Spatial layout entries
<<<<
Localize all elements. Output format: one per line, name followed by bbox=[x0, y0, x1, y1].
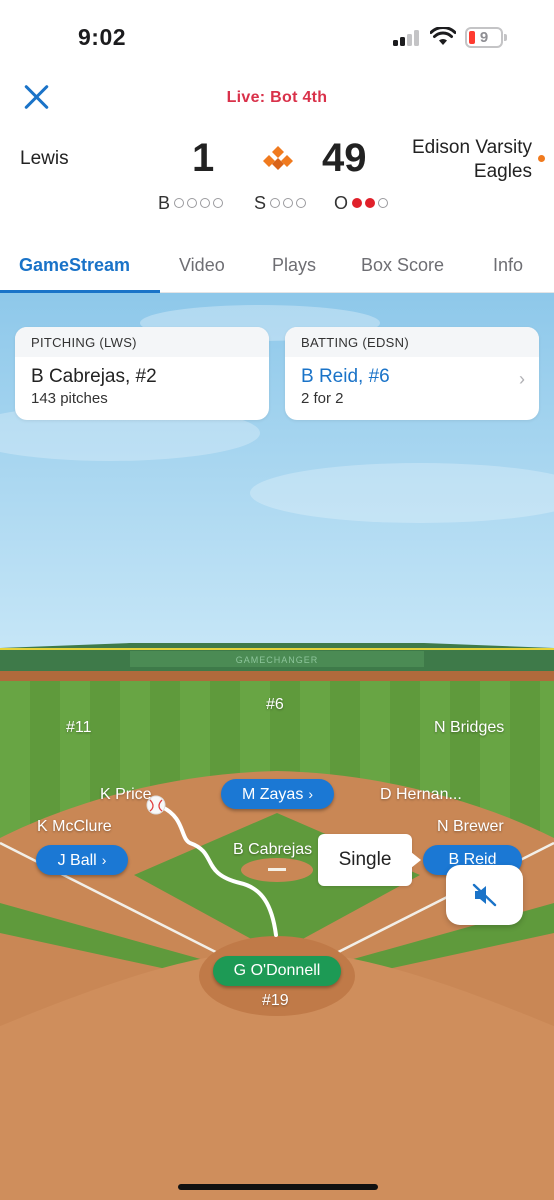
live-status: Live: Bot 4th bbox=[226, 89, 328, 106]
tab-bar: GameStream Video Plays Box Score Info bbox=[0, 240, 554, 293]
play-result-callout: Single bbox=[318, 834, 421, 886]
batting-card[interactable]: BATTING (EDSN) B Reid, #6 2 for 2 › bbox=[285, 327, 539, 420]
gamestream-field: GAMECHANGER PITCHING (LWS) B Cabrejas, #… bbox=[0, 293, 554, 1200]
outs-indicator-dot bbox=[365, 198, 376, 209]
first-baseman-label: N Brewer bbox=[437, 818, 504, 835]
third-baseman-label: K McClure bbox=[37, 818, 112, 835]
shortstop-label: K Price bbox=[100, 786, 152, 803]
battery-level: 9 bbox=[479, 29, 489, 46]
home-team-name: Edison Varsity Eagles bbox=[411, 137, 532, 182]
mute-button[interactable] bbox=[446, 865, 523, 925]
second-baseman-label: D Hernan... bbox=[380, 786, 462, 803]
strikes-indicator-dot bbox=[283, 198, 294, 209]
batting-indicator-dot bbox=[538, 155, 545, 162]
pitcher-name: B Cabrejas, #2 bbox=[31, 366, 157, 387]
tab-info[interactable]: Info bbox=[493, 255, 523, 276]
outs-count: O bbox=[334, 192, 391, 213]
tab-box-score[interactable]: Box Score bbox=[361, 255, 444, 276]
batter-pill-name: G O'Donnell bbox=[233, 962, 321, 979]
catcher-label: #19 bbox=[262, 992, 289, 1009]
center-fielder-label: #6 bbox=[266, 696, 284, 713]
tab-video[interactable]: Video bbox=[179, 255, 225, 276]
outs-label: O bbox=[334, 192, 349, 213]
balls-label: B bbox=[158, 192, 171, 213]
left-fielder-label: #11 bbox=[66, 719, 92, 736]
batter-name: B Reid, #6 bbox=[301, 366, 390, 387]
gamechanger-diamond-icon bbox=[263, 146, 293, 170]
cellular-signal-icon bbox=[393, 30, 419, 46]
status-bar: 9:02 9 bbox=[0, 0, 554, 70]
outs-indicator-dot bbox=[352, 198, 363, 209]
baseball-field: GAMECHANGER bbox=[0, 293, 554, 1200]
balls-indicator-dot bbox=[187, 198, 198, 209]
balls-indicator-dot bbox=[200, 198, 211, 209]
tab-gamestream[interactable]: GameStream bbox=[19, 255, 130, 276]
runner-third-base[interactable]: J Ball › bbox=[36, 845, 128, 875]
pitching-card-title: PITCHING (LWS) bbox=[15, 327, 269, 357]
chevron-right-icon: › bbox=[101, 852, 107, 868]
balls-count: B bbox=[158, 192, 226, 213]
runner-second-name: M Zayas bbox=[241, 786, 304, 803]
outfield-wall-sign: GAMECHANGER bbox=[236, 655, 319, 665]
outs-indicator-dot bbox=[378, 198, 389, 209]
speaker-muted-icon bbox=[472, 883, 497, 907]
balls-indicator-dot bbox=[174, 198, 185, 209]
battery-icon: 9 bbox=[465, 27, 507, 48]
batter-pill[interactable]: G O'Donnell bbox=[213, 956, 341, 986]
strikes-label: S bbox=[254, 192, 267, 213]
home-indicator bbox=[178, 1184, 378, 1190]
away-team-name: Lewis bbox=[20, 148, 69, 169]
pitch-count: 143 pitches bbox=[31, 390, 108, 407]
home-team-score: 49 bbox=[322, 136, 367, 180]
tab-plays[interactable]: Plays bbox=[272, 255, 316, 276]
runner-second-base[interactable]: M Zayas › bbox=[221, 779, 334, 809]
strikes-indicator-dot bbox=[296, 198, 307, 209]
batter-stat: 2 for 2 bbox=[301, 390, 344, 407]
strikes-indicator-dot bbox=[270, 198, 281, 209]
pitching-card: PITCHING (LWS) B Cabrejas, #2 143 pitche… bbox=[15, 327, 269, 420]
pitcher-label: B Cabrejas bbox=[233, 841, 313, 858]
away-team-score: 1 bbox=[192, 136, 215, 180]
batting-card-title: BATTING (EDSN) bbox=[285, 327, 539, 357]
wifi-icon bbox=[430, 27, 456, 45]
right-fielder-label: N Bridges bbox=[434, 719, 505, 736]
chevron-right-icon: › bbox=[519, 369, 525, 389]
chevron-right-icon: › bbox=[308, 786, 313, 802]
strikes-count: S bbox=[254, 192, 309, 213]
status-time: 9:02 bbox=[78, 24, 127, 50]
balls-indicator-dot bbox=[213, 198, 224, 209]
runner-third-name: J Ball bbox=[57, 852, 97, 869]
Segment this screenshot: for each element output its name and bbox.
>>>>
What is required:
Copy out every line of the spatial layout entries above word for word, leaving out the pictures.

Response below:
Localize all elements. Output format: one per line, name followed by bbox=[x0, y0, x1, y1].
live-status: Live: Bot 4th bbox=[226, 89, 328, 106]
tab-bar: GameStream Video Plays Box Score Info bbox=[0, 240, 554, 293]
play-result-callout: Single bbox=[318, 834, 421, 886]
batting-card[interactable]: BATTING (EDSN) B Reid, #6 2 for 2 › bbox=[285, 327, 539, 420]
gamestream-field: GAMECHANGER PITCHING (LWS) B Cabrejas, #… bbox=[0, 293, 554, 1200]
outs-indicator-dot bbox=[365, 198, 376, 209]
first-baseman-label: N Brewer bbox=[437, 818, 504, 835]
third-baseman-label: K McClure bbox=[37, 818, 112, 835]
shortstop-label: K Price bbox=[100, 786, 152, 803]
battery-level: 9 bbox=[479, 29, 489, 46]
home-team-name: Edison Varsity Eagles bbox=[411, 137, 532, 182]
mute-button[interactable] bbox=[446, 865, 523, 925]
second-baseman-label: D Hernan... bbox=[380, 786, 462, 803]
strikes-indicator-dot bbox=[283, 198, 294, 209]
batting-indicator-dot bbox=[538, 155, 545, 162]
pitcher-name: B Cabrejas, #2 bbox=[31, 366, 157, 387]
tab-info[interactable]: Info bbox=[493, 255, 523, 276]
outs-count: O bbox=[334, 192, 391, 213]
tab-box-score[interactable]: Box Score bbox=[361, 255, 444, 276]
batter-pill-name: G O'Donnell bbox=[233, 962, 321, 979]
catcher-label: #19 bbox=[262, 992, 289, 1009]
center-fielder-label: #6 bbox=[266, 696, 284, 713]
tab-video[interactable]: Video bbox=[179, 255, 225, 276]
outs-label: O bbox=[334, 192, 349, 213]
balls-label: B bbox=[158, 192, 171, 213]
left-fielder-label: #11 bbox=[66, 719, 92, 736]
batter-name: B Reid, #6 bbox=[301, 366, 390, 387]
gamechanger-diamond-icon bbox=[263, 146, 293, 170]
cellular-signal-icon bbox=[393, 30, 419, 46]
status-bar: 9:02 9 bbox=[0, 0, 554, 70]
outs-indicator-dot bbox=[352, 198, 363, 209]
baseball-field: GAMECHANGER bbox=[0, 293, 554, 1200]
balls-indicator-dot bbox=[187, 198, 198, 209]
balls-indicator-dot bbox=[200, 198, 211, 209]
tab-gamestream[interactable]: GameStream bbox=[19, 255, 130, 276]
runner-third-base[interactable]: J Ball › bbox=[36, 845, 128, 875]
pitching-card-title: PITCHING (LWS) bbox=[15, 327, 269, 357]
chevron-right-icon: › bbox=[101, 852, 107, 868]
balls-count: B bbox=[158, 192, 226, 213]
runner-second-name: M Zayas bbox=[241, 786, 304, 803]
outfield-wall-sign: GAMECHANGER bbox=[236, 655, 319, 665]
outs-indicator-dot bbox=[378, 198, 389, 209]
speaker-muted-icon bbox=[472, 883, 497, 907]
balls-indicator-dot bbox=[174, 198, 185, 209]
battery-icon: 9 bbox=[465, 27, 507, 48]
batter-pill[interactable]: G O'Donnell bbox=[213, 956, 341, 986]
strikes-label: S bbox=[254, 192, 267, 213]
home-indicator bbox=[178, 1184, 378, 1190]
away-team-name: Lewis bbox=[20, 148, 69, 169]
pitch-count: 143 pitches bbox=[31, 390, 108, 407]
home-team-score: 49 bbox=[322, 136, 367, 180]
tab-plays[interactable]: Plays bbox=[272, 255, 316, 276]
runner-second-base[interactable]: M Zayas › bbox=[221, 779, 334, 809]
strikes-indicator-dot bbox=[296, 198, 307, 209]
batter-stat: 2 for 2 bbox=[301, 390, 344, 407]
strikes-indicator-dot bbox=[270, 198, 281, 209]
pitching-card: PITCHING (LWS) B Cabrejas, #2 143 pitche… bbox=[15, 327, 269, 420]
pitcher-label: B Cabrejas bbox=[233, 841, 313, 858]
away-team-score: 1 bbox=[192, 136, 215, 180]
batting-card-title: BATTING (EDSN) bbox=[285, 327, 539, 357]
wifi-icon bbox=[430, 27, 456, 45]
right-fielder-label: N Bridges bbox=[434, 719, 505, 736]
chevron-right-icon: › bbox=[519, 369, 525, 389]
chevron-right-icon: › bbox=[308, 786, 313, 802]
strikes-count: S bbox=[254, 192, 309, 213]
status-time: 9:02 bbox=[78, 24, 127, 50]
balls-indicator-dot bbox=[213, 198, 224, 209]
runner-third-name: J Ball bbox=[57, 852, 97, 869]
Segment this screenshot: for each element output its name and bbox.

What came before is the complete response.